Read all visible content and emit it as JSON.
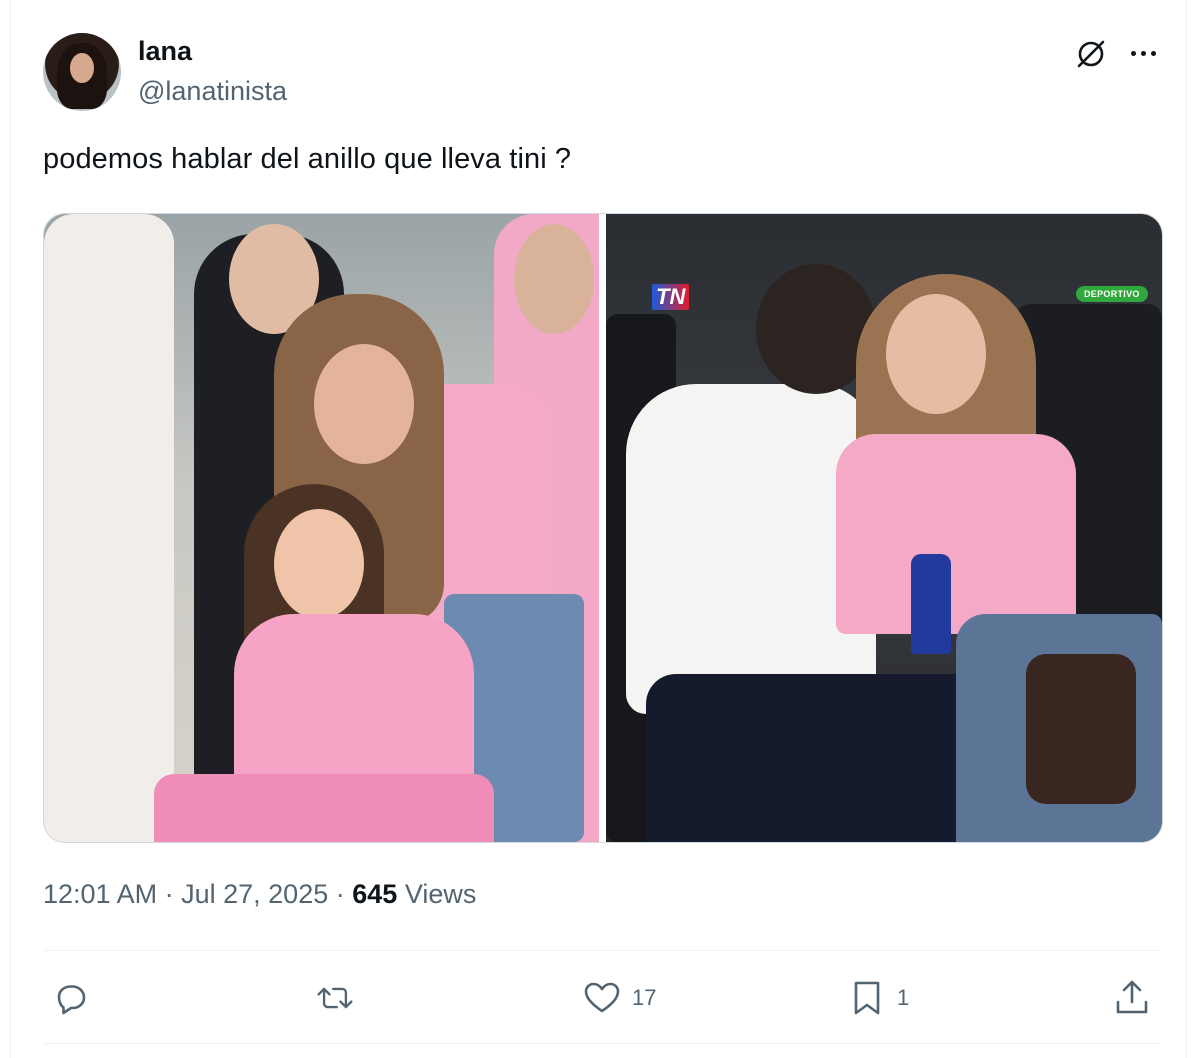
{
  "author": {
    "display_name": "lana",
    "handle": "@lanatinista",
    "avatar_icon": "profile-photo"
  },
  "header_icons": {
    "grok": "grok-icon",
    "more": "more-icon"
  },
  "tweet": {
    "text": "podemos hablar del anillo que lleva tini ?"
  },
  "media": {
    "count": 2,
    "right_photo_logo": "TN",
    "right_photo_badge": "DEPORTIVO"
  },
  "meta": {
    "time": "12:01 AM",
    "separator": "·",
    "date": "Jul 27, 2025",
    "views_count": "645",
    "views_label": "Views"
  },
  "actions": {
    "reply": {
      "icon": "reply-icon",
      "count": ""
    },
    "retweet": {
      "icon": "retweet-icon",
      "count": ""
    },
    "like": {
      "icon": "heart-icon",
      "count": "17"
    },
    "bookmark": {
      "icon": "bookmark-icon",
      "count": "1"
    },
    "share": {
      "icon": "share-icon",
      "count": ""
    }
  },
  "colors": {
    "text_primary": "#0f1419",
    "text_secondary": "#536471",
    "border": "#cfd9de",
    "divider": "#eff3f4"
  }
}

**GIVEN PROBLEM:** Reproduce all of the data exactly, omitting each picture it holds.

**EXERCISE SOLUTION:**
Read all visible content and emit it as JSON.
{
  "author": {
    "display_name": "lana",
    "handle": "@lanatinista",
    "avatar_icon": "profile-photo"
  },
  "header_icons": {
    "grok": "grok-icon",
    "more": "more-icon"
  },
  "tweet": {
    "text": "podemos hablar del anillo que lleva tini ?"
  },
  "media": {
    "count": 2,
    "right_photo_logo": "TN",
    "right_photo_badge": "DEPORTIVO"
  },
  "meta": {
    "time": "12:01 AM",
    "separator": "·",
    "date": "Jul 27, 2025",
    "views_count": "645",
    "views_label": "Views"
  },
  "actions": {
    "reply": {
      "icon": "reply-icon",
      "count": ""
    },
    "retweet": {
      "icon": "retweet-icon",
      "count": ""
    },
    "like": {
      "icon": "heart-icon",
      "count": "17"
    },
    "bookmark": {
      "icon": "bookmark-icon",
      "count": "1"
    },
    "share": {
      "icon": "share-icon",
      "count": ""
    }
  },
  "colors": {
    "text_primary": "#0f1419",
    "text_secondary": "#536471",
    "border": "#cfd9de",
    "divider": "#eff3f4"
  }
}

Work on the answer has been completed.